[Stored records]

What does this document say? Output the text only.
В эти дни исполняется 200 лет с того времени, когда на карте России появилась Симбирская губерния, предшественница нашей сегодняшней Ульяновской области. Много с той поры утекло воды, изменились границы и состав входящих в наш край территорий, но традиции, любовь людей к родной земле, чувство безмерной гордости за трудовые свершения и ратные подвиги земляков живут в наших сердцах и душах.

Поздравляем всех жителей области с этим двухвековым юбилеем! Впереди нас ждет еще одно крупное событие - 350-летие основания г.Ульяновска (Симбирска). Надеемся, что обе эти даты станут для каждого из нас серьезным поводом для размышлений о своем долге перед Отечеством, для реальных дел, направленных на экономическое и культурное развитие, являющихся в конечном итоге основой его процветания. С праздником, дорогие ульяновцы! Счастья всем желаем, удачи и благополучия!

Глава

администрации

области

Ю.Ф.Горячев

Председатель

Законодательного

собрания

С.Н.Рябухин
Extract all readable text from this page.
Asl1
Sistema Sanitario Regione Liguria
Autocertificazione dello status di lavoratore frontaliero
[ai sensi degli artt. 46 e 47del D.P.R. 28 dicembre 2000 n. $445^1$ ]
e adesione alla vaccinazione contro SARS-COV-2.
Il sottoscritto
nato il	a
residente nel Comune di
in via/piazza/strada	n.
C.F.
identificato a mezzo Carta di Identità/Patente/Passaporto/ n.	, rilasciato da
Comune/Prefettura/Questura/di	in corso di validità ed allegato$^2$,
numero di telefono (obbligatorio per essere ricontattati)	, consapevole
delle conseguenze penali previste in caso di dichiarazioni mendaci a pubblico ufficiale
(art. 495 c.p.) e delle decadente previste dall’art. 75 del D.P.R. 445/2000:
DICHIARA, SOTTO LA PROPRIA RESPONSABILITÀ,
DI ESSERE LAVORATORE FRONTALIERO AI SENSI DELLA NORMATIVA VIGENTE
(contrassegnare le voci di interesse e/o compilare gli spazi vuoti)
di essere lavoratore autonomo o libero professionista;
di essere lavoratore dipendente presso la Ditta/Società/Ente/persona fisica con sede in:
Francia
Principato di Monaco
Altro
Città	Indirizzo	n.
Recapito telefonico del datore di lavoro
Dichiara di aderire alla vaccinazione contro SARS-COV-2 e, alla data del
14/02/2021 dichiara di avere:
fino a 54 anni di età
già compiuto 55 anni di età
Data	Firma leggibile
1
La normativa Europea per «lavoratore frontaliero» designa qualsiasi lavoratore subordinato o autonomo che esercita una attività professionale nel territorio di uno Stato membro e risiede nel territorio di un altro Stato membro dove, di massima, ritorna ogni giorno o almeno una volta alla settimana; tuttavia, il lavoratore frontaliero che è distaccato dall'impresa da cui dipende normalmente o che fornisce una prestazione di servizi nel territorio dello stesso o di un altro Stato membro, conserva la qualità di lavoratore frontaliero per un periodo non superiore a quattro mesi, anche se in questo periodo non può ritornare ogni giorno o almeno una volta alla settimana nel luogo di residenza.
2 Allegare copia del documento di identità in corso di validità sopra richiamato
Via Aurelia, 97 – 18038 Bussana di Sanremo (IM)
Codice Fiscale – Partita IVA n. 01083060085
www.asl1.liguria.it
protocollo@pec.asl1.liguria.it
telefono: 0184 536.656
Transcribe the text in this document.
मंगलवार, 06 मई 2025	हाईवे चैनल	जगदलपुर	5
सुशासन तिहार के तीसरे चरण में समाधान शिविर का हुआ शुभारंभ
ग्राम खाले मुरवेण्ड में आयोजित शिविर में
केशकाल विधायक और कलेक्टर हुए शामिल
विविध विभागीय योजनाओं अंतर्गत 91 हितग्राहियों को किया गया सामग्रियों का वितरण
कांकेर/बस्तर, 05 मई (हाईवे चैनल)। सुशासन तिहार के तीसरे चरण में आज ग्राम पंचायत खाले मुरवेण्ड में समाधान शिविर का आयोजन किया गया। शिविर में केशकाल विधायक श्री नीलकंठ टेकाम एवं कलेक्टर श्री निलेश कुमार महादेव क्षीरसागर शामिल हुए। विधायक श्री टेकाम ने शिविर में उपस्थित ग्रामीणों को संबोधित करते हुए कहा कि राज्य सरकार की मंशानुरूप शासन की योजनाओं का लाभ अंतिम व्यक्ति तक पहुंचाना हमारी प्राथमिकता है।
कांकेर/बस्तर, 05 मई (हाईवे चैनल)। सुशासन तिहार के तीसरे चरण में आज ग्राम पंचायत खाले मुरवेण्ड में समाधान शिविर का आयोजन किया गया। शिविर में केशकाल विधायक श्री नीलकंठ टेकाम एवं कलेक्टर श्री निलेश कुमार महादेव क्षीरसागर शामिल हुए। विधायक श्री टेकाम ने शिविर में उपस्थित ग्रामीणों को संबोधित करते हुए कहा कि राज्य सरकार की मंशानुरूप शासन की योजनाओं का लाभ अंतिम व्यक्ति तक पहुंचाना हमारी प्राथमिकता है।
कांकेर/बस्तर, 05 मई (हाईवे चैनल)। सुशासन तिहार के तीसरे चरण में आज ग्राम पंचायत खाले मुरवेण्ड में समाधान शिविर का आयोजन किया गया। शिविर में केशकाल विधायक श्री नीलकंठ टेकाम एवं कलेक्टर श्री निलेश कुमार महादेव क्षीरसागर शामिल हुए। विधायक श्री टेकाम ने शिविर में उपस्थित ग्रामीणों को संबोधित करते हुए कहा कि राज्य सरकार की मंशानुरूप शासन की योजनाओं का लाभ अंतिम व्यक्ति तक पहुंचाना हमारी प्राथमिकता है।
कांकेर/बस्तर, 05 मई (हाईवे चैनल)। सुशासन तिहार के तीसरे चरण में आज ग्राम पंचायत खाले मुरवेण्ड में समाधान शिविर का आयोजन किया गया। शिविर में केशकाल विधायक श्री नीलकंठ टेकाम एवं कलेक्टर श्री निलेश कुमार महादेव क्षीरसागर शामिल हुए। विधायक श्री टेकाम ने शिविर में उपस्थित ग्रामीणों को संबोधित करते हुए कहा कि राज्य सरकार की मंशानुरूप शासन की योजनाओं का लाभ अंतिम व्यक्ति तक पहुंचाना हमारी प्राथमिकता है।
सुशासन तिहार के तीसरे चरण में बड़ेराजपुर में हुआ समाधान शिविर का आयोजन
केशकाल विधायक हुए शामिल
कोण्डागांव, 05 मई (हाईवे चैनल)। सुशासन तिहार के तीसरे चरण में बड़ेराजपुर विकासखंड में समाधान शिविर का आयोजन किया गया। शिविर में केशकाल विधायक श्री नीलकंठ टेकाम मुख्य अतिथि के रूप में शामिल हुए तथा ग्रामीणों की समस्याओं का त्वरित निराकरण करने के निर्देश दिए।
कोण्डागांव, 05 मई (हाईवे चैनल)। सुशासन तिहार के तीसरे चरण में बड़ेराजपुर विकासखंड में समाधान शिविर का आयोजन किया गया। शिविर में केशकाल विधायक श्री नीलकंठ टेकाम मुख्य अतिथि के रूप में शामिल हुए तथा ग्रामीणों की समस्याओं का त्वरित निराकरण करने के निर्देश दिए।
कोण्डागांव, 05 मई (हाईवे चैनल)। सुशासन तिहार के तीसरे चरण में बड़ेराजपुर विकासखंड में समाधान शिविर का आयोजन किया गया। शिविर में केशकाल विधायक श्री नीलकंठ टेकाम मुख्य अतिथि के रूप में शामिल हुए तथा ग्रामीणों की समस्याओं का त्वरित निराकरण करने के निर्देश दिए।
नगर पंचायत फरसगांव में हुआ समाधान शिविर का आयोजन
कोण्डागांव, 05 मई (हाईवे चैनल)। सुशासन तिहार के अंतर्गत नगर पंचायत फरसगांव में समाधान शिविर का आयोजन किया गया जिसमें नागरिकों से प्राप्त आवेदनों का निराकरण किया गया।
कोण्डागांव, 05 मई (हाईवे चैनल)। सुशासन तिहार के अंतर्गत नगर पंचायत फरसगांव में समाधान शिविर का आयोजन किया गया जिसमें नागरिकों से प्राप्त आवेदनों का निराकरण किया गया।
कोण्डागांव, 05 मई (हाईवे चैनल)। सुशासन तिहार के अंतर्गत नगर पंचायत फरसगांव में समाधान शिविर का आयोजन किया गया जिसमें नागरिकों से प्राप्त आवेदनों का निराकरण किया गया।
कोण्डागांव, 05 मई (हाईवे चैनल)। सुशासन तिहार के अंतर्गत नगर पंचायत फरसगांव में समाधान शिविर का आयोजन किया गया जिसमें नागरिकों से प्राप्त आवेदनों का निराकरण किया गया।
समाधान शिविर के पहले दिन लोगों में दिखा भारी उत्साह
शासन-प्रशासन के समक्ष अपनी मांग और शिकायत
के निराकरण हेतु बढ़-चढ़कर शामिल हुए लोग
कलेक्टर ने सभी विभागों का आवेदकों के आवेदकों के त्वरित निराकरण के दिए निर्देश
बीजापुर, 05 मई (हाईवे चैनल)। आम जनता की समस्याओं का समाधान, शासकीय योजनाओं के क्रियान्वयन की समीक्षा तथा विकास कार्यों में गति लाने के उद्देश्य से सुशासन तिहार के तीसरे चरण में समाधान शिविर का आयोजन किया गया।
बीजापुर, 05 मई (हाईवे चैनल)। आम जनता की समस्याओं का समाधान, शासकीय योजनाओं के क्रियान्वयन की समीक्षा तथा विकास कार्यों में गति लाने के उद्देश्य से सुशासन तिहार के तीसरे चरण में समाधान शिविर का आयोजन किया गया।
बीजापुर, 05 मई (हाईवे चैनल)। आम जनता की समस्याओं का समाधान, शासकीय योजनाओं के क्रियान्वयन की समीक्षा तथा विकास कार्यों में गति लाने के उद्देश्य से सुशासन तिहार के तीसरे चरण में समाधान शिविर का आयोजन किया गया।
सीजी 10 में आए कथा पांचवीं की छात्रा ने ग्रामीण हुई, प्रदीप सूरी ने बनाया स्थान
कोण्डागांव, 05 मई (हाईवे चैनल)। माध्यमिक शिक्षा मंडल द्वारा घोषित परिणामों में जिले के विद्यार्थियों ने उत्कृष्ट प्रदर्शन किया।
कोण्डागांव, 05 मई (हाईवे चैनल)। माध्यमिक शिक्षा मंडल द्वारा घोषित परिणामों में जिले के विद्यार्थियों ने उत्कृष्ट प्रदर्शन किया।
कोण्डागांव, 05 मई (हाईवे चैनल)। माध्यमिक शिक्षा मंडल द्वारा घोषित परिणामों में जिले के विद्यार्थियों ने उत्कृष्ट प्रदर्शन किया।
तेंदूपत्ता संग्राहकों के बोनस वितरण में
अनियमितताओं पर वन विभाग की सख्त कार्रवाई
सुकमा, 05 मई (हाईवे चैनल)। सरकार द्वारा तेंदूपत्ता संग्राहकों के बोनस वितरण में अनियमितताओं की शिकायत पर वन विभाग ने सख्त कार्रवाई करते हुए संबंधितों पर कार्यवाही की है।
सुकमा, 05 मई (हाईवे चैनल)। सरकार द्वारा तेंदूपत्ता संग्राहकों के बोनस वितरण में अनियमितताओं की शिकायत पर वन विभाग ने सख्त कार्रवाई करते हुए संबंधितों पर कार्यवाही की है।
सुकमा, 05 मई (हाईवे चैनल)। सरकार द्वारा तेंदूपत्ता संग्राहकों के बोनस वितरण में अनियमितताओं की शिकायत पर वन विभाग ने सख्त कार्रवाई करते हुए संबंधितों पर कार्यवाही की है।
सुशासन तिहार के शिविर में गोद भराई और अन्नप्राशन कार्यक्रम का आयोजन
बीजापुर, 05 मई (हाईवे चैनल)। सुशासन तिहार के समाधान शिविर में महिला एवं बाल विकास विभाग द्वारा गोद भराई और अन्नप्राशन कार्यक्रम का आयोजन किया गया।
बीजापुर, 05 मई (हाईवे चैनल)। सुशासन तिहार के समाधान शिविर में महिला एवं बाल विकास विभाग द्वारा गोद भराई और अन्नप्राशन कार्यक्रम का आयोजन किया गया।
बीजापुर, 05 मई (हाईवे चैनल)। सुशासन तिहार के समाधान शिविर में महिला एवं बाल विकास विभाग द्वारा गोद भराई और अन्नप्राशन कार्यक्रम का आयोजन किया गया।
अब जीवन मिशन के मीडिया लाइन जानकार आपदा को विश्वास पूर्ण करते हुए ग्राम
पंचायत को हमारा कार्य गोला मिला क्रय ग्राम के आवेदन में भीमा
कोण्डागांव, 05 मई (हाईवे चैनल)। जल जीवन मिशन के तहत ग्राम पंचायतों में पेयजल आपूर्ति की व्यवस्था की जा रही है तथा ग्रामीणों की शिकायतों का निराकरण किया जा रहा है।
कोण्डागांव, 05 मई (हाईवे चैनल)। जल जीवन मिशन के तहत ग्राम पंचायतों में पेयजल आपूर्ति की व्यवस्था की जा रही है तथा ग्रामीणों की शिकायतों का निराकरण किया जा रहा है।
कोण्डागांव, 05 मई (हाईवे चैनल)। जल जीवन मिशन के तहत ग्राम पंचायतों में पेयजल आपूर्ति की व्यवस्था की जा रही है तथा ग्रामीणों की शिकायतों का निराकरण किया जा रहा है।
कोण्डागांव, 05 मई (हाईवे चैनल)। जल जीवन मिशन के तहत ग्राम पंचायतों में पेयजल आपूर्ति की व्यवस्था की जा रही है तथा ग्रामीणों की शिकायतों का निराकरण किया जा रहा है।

Your goal — Pull every line holding "telefono" out of the records.

Solution to this task —
numero di telefono (obbligatorio per essere ricontattati)	, consapevole
telefono: 0184 536.656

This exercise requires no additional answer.